---------- Material provided
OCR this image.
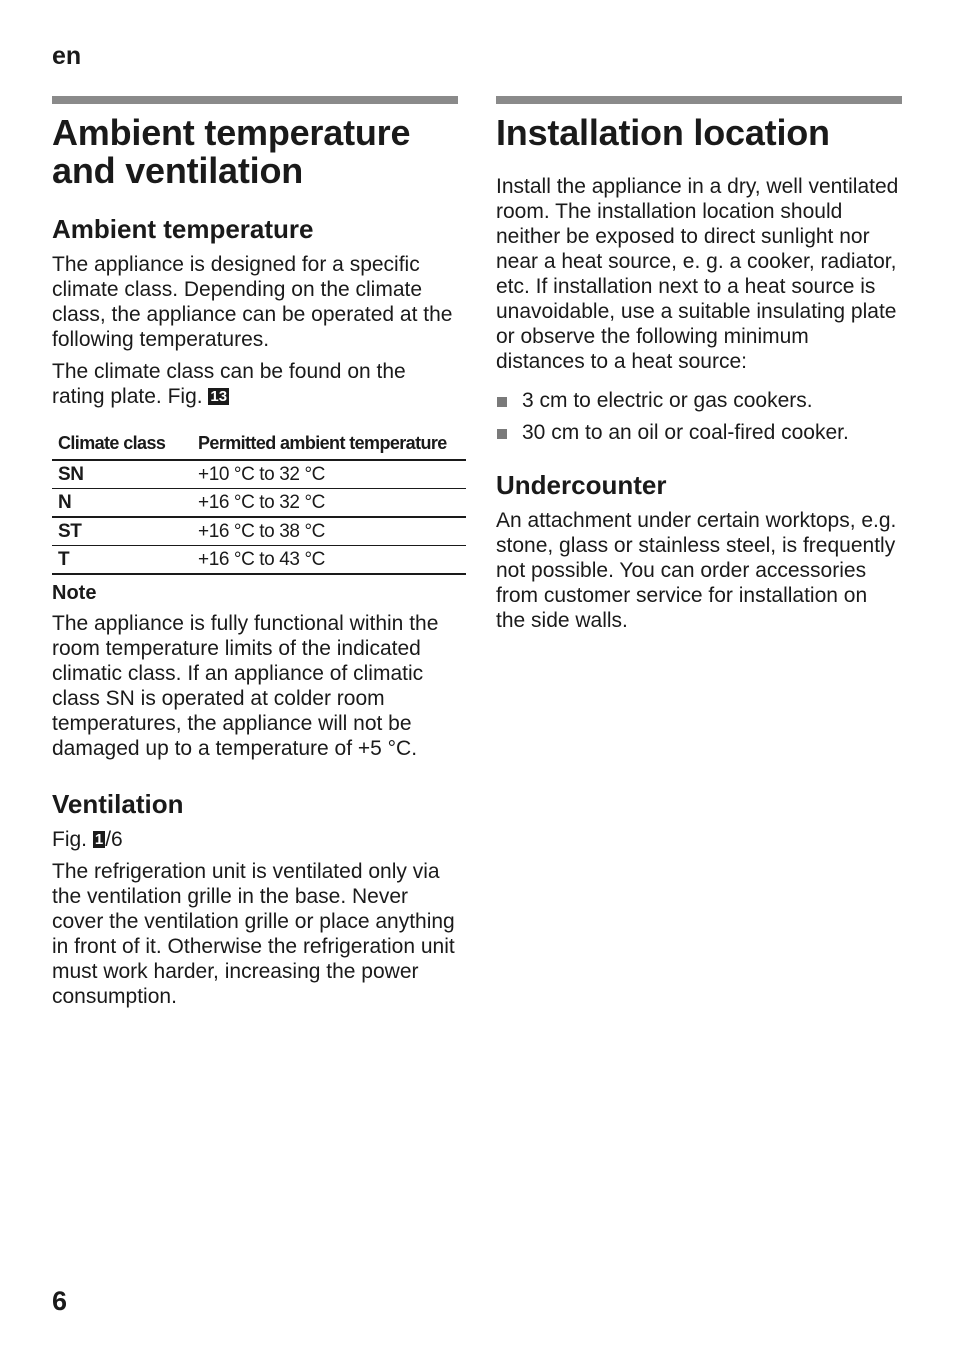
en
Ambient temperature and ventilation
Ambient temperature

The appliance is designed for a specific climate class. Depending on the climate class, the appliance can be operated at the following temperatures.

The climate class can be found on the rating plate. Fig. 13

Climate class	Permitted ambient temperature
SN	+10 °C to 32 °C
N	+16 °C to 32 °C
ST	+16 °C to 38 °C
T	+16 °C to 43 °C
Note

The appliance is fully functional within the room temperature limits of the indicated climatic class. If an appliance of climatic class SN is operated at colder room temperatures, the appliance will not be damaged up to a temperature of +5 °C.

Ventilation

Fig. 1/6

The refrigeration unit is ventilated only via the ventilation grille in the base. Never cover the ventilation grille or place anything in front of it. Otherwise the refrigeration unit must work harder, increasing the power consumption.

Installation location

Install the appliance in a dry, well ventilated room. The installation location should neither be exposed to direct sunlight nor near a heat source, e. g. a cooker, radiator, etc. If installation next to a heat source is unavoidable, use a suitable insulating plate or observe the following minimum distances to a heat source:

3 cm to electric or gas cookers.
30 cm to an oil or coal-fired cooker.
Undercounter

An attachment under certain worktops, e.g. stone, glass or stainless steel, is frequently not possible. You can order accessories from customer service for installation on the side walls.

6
--------------------
Exercise aim » Without including any pictures, please restate all the records exactly.

Solution to this problem »
OCR this image.
en
Ambient temperature and ventilation
Ambient temperature

The appliance is designed for a specific climate class. Depending on the climate class, the appliance can be operated at the following temperatures.

The climate class can be found on the rating plate. Fig. 13

Climate class	Permitted ambient temperature
SN	+10 °C to 32 °C
N	+16 °C to 32 °C
ST	+16 °C to 38 °C
T	+16 °C to 43 °C
Note

The appliance is fully functional within the room temperature limits of the indicated climatic class. If an appliance of climatic class SN is operated at colder room temperatures, the appliance will not be damaged up to a temperature of +5 °C.

Ventilation

Fig. 1/6

The refrigeration unit is ventilated only via the ventilation grille in the base. Never cover the ventilation grille or place anything in front of it. Otherwise the refrigeration unit must work harder, increasing the power consumption.

Installation location

Install the appliance in a dry, well ventilated room. The installation location should neither be exposed to direct sunlight nor near a heat source, e. g. a cooker, radiator, etc. If installation next to a heat source is unavoidable, use a suitable insulating plate or observe the following minimum distances to a heat source:

3 cm to electric or gas cookers.
30 cm to an oil or coal-fired cooker.
Undercounter

An attachment under certain worktops, e.g. stone, glass or stainless steel, is frequently not possible. You can order accessories from customer service for installation on the side walls.

6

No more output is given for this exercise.